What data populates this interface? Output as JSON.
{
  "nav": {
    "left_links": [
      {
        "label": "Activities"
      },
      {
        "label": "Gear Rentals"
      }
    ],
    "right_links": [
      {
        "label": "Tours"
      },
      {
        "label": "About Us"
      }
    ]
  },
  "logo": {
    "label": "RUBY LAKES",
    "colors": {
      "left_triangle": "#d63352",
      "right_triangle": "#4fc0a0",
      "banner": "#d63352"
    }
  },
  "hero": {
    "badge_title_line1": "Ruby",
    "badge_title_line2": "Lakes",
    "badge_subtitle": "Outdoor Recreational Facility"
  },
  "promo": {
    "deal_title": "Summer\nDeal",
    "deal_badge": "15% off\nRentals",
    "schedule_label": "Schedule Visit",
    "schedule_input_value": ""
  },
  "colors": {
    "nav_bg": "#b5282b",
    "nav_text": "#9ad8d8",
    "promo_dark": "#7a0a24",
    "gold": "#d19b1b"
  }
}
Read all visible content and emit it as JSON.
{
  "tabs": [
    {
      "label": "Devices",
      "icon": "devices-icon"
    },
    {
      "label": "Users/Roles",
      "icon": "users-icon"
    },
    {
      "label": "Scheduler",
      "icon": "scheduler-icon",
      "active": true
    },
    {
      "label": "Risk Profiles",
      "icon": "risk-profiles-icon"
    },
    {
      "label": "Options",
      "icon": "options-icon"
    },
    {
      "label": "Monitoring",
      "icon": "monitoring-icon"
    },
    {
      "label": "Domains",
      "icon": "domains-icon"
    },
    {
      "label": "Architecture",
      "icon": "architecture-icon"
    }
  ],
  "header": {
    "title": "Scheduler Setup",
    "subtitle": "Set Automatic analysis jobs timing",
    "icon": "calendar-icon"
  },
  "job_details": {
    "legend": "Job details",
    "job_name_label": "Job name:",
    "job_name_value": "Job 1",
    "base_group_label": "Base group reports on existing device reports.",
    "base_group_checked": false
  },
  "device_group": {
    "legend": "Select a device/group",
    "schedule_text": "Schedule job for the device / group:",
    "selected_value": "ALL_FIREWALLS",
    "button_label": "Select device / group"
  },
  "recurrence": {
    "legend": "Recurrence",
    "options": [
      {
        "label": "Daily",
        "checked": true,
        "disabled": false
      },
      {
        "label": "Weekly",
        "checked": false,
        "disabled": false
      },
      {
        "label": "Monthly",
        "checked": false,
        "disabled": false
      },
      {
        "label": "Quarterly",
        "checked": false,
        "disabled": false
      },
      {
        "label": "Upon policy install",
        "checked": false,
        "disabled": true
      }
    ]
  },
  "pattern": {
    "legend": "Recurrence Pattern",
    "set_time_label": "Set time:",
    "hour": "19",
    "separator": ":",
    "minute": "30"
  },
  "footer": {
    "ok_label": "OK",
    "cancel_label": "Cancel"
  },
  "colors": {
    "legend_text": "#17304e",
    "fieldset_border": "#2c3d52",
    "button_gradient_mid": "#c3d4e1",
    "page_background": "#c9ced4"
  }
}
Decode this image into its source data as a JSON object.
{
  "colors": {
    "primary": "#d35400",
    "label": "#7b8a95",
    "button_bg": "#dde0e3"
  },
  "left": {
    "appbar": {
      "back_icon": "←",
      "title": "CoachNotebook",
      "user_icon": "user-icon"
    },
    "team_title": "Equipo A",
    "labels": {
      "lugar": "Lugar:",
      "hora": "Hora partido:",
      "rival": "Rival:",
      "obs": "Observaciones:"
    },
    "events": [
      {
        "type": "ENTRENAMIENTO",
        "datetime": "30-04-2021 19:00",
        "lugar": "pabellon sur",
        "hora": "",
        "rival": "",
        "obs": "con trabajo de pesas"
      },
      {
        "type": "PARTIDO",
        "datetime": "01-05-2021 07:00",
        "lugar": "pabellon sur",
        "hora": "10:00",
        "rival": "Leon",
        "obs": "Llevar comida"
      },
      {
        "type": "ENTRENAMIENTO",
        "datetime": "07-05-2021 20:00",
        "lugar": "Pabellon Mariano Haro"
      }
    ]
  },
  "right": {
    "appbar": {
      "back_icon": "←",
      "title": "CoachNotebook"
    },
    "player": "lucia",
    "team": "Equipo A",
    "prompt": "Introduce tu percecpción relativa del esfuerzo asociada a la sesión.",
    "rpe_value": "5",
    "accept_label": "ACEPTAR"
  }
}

# # # # #

→ What the exercise asks: Extract each entry in full, exactly as given.

→ Complete output:
What data populates this interface? Output as JSON.
{
  "nav": {
    "left_links": [
      {
        "label": "Activities"
      },
      {
        "label": "Gear Rentals"
      }
    ],
    "right_links": [
      {
        "label": "Tours"
      },
      {
        "label": "About Us"
      }
    ]
  },
  "logo": {
    "label": "RUBY LAKES",
    "colors": {
      "left_triangle": "#d63352",
      "right_triangle": "#4fc0a0",
      "banner": "#d63352"
    }
  },
  "hero": {
    "badge_title_line1": "Ruby",
    "badge_title_line2": "Lakes",
    "badge_subtitle": "Outdoor Recreational Facility"
  },
  "promo": {
    "deal_title": "Summer\nDeal",
    "deal_badge": "15% off\nRentals",
    "schedule_label": "Schedule Visit",
    "schedule_input_value": ""
  },
  "colors": {
    "nav_bg": "#b5282b",
    "nav_text": "#9ad8d8",
    "promo_dark": "#7a0a24",
    "gold": "#d19b1b"
  }
}
Read all visible content and emit it as JSON.
{
  "tabs": [
    {
      "label": "Devices",
      "icon": "devices-icon"
    },
    {
      "label": "Users/Roles",
      "icon": "users-icon"
    },
    {
      "label": "Scheduler",
      "icon": "scheduler-icon",
      "active": true
    },
    {
      "label": "Risk Profiles",
      "icon": "risk-profiles-icon"
    },
    {
      "label": "Options",
      "icon": "options-icon"
    },
    {
      "label": "Monitoring",
      "icon": "monitoring-icon"
    },
    {
      "label": "Domains",
      "icon": "domains-icon"
    },
    {
      "label": "Architecture",
      "icon": "architecture-icon"
    }
  ],
  "header": {
    "title": "Scheduler Setup",
    "subtitle": "Set Automatic analysis jobs timing",
    "icon": "calendar-icon"
  },
  "job_details": {
    "legend": "Job details",
    "job_name_label": "Job name:",
    "job_name_value": "Job 1",
    "base_group_label": "Base group reports on existing device reports.",
    "base_group_checked": false
  },
  "device_group": {
    "legend": "Select a device/group",
    "schedule_text": "Schedule job for the device / group:",
    "selected_value": "ALL_FIREWALLS",
    "button_label": "Select device / group"
  },
  "recurrence": {
    "legend": "Recurrence",
    "options": [
      {
        "label": "Daily",
        "checked": true,
        "disabled": false
      },
      {
        "label": "Weekly",
        "checked": false,
        "disabled": false
      },
      {
        "label": "Monthly",
        "checked": false,
        "disabled": false
      },
      {
        "label": "Quarterly",
        "checked": false,
        "disabled": false
      },
      {
        "label": "Upon policy install",
        "checked": false,
        "disabled": true
      }
    ]
  },
  "pattern": {
    "legend": "Recurrence Pattern",
    "set_time_label": "Set time:",
    "hour": "19",
    "separator": ":",
    "minute": "30"
  },
  "footer": {
    "ok_label": "OK",
    "cancel_label": "Cancel"
  },
  "colors": {
    "legend_text": "#17304e",
    "fieldset_border": "#2c3d52",
    "button_gradient_mid": "#c3d4e1",
    "page_background": "#c9ced4"
  }
}
Decode this image into its source data as a JSON object.
{
  "colors": {
    "primary": "#d35400",
    "label": "#7b8a95",
    "button_bg": "#dde0e3"
  },
  "left": {
    "appbar": {
      "back_icon": "←",
      "title": "CoachNotebook",
      "user_icon": "user-icon"
    },
    "team_title": "Equipo A",
    "labels": {
      "lugar": "Lugar:",
      "hora": "Hora partido:",
      "rival": "Rival:",
      "obs": "Observaciones:"
    },
    "events": [
      {
        "type": "ENTRENAMIENTO",
        "datetime": "30-04-2021 19:00",
        "lugar": "pabellon sur",
        "hora": "",
        "rival": "",
        "obs": "con trabajo de pesas"
      },
      {
        "type": "PARTIDO",
        "datetime": "01-05-2021 07:00",
        "lugar": "pabellon sur",
        "hora": "10:00",
        "rival": "Leon",
        "obs": "Llevar comida"
      },
      {
        "type": "ENTRENAMIENTO",
        "datetime": "07-05-2021 20:00",
        "lugar": "Pabellon Mariano Haro"
      }
    ]
  },
  "right": {
    "appbar": {
      "back_icon": "←",
      "title": "CoachNotebook"
    },
    "player": "lucia",
    "team": "Equipo A",
    "prompt": "Introduce tu percecpción relativa del esfuerzo asociada a la sesión.",
    "rpe_value": "5",
    "accept_label": "ACEPTAR"
  }
}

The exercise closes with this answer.